■ Problem: Quote, without change, all of the lines that follow.

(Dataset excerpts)
=-=-=
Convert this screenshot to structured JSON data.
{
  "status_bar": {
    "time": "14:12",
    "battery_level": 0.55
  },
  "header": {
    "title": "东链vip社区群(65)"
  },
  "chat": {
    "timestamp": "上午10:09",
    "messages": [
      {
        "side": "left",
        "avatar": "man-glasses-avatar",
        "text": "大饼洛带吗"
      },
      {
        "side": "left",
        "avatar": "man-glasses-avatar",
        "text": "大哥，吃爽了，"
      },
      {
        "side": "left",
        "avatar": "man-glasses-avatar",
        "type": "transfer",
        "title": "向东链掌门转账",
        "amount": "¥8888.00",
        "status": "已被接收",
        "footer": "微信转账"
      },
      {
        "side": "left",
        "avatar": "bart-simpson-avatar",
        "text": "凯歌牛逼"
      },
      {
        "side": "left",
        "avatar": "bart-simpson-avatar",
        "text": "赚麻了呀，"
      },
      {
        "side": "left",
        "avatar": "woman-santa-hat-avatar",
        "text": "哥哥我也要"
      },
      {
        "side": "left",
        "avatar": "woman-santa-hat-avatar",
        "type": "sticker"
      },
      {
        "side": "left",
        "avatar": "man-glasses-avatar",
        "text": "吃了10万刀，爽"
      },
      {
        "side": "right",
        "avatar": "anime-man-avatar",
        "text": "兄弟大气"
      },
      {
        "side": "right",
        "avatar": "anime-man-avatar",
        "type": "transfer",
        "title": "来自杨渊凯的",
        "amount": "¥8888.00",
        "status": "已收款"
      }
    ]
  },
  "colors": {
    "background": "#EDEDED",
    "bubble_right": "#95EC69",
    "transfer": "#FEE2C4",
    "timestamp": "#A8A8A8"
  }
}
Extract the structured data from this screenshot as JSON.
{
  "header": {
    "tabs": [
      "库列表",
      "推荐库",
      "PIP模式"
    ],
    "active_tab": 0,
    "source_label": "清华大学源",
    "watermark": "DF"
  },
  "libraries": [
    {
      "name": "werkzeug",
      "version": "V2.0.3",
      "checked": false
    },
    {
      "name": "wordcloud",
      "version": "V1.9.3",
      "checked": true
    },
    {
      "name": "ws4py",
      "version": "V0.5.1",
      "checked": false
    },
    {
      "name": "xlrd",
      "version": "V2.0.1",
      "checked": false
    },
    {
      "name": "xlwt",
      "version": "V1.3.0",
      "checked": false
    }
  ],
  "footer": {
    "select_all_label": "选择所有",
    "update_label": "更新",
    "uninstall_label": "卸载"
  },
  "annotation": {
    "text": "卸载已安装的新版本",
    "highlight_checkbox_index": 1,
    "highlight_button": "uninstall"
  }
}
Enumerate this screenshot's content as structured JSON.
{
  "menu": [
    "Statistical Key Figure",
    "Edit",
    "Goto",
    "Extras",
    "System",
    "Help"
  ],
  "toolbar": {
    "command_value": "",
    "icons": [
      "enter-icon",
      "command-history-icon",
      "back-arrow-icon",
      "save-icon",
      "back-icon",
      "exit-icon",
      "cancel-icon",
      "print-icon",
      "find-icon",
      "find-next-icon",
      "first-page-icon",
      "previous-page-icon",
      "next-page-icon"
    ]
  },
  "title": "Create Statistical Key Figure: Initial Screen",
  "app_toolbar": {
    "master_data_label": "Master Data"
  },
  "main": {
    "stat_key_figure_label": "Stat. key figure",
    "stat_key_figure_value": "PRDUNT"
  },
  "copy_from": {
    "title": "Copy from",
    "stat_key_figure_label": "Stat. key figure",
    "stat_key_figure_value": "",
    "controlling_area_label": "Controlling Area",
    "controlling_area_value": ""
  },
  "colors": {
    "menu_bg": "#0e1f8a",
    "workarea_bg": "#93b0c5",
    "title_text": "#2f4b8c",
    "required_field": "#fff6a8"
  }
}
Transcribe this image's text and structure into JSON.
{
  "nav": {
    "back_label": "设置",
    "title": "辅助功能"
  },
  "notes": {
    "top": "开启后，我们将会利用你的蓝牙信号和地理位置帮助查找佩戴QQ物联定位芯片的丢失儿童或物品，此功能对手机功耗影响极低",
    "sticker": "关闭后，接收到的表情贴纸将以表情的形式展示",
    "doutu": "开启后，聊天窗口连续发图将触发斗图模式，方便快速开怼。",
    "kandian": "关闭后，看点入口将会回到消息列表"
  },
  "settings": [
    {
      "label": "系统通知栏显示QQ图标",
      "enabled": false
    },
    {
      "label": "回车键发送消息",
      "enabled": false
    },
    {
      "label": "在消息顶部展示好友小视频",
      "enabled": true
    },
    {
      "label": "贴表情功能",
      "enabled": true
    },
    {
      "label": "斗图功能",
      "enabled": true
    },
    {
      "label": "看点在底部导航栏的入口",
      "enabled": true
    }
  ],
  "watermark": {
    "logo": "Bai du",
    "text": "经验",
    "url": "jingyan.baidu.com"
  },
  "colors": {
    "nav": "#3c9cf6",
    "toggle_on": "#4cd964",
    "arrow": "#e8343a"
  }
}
=-=-=
■ Answer for this exercise:
Convert this screenshot to structured JSON data.
{
  "status_bar": {
    "time": "14:12",
    "battery_level": 0.55
  },
  "header": {
    "title": "东链vip社区群(65)"
  },
  "chat": {
    "timestamp": "上午10:09",
    "messages": [
      {
        "side": "left",
        "avatar": "man-glasses-avatar",
        "text": "大饼洛带吗"
      },
      {
        "side": "left",
        "avatar": "man-glasses-avatar",
        "text": "大哥，吃爽了，"
      },
      {
        "side": "left",
        "avatar": "man-glasses-avatar",
        "type": "transfer",
        "title": "向东链掌门转账",
        "amount": "¥8888.00",
        "status": "已被接收",
        "footer": "微信转账"
      },
      {
        "side": "left",
        "avatar": "bart-simpson-avatar",
        "text": "凯歌牛逼"
      },
      {
        "side": "left",
        "avatar": "bart-simpson-avatar",
        "text": "赚麻了呀，"
      },
      {
        "side": "left",
        "avatar": "woman-santa-hat-avatar",
        "text": "哥哥我也要"
      },
      {
        "side": "left",
        "avatar": "woman-santa-hat-avatar",
        "type": "sticker"
      },
      {
        "side": "left",
        "avatar": "man-glasses-avatar",
        "text": "吃了10万刀，爽"
      },
      {
        "side": "right",
        "avatar": "anime-man-avatar",
        "text": "兄弟大气"
      },
      {
        "side": "right",
        "avatar": "anime-man-avatar",
        "type": "transfer",
        "title": "来自杨渊凯的",
        "amount": "¥8888.00",
        "status": "已收款"
      }
    ]
  },
  "colors": {
    "background": "#EDEDED",
    "bubble_right": "#95EC69",
    "transfer": "#FEE2C4",
    "timestamp": "#A8A8A8"
  }
}
Extract the structured data from this screenshot as JSON.
{
  "header": {
    "tabs": [
      "库列表",
      "推荐库",
      "PIP模式"
    ],
    "active_tab": 0,
    "source_label": "清华大学源",
    "watermark": "DF"
  },
  "libraries": [
    {
      "name": "werkzeug",
      "version": "V2.0.3",
      "checked": false
    },
    {
      "name": "wordcloud",
      "version": "V1.9.3",
      "checked": true
    },
    {
      "name": "ws4py",
      "version": "V0.5.1",
      "checked": false
    },
    {
      "name": "xlrd",
      "version": "V2.0.1",
      "checked": false
    },
    {
      "name": "xlwt",
      "version": "V1.3.0",
      "checked": false
    }
  ],
  "footer": {
    "select_all_label": "选择所有",
    "update_label": "更新",
    "uninstall_label": "卸载"
  },
  "annotation": {
    "text": "卸载已安装的新版本",
    "highlight_checkbox_index": 1,
    "highlight_button": "uninstall"
  }
}
Enumerate this screenshot's content as structured JSON.
{
  "menu": [
    "Statistical Key Figure",
    "Edit",
    "Goto",
    "Extras",
    "System",
    "Help"
  ],
  "toolbar": {
    "command_value": "",
    "icons": [
      "enter-icon",
      "command-history-icon",
      "back-arrow-icon",
      "save-icon",
      "back-icon",
      "exit-icon",
      "cancel-icon",
      "print-icon",
      "find-icon",
      "find-next-icon",
      "first-page-icon",
      "previous-page-icon",
      "next-page-icon"
    ]
  },
  "title": "Create Statistical Key Figure: Initial Screen",
  "app_toolbar": {
    "master_data_label": "Master Data"
  },
  "main": {
    "stat_key_figure_label": "Stat. key figure",
    "stat_key_figure_value": "PRDUNT"
  },
  "copy_from": {
    "title": "Copy from",
    "stat_key_figure_label": "Stat. key figure",
    "stat_key_figure_value": "",
    "controlling_area_label": "Controlling Area",
    "controlling_area_value": ""
  },
  "colors": {
    "menu_bg": "#0e1f8a",
    "workarea_bg": "#93b0c5",
    "title_text": "#2f4b8c",
    "required_field": "#fff6a8"
  }
}
Transcribe this image's text and structure into JSON.
{
  "nav": {
    "back_label": "设置",
    "title": "辅助功能"
  },
  "notes": {
    "top": "开启后，我们将会利用你的蓝牙信号和地理位置帮助查找佩戴QQ物联定位芯片的丢失儿童或物品，此功能对手机功耗影响极低",
    "sticker": "关闭后，接收到的表情贴纸将以表情的形式展示",
    "doutu": "开启后，聊天窗口连续发图将触发斗图模式，方便快速开怼。",
    "kandian": "关闭后，看点入口将会回到消息列表"
  },
  "settings": [
    {
      "label": "系统通知栏显示QQ图标",
      "enabled": false
    },
    {
      "label": "回车键发送消息",
      "enabled": false
    },
    {
      "label": "在消息顶部展示好友小视频",
      "enabled": true
    },
    {
      "label": "贴表情功能",
      "enabled": true
    },
    {
      "label": "斗图功能",
      "enabled": true
    },
    {
      "label": "看点在底部导航栏的入口",
      "enabled": true
    }
  ],
  "watermark": {
    "logo": "Bai du",
    "text": "经验",
    "url": "jingyan.baidu.com"
  },
  "colors": {
    "nav": "#3c9cf6",
    "toggle_on": "#4cd964",
    "arrow": "#e8343a"
  }
}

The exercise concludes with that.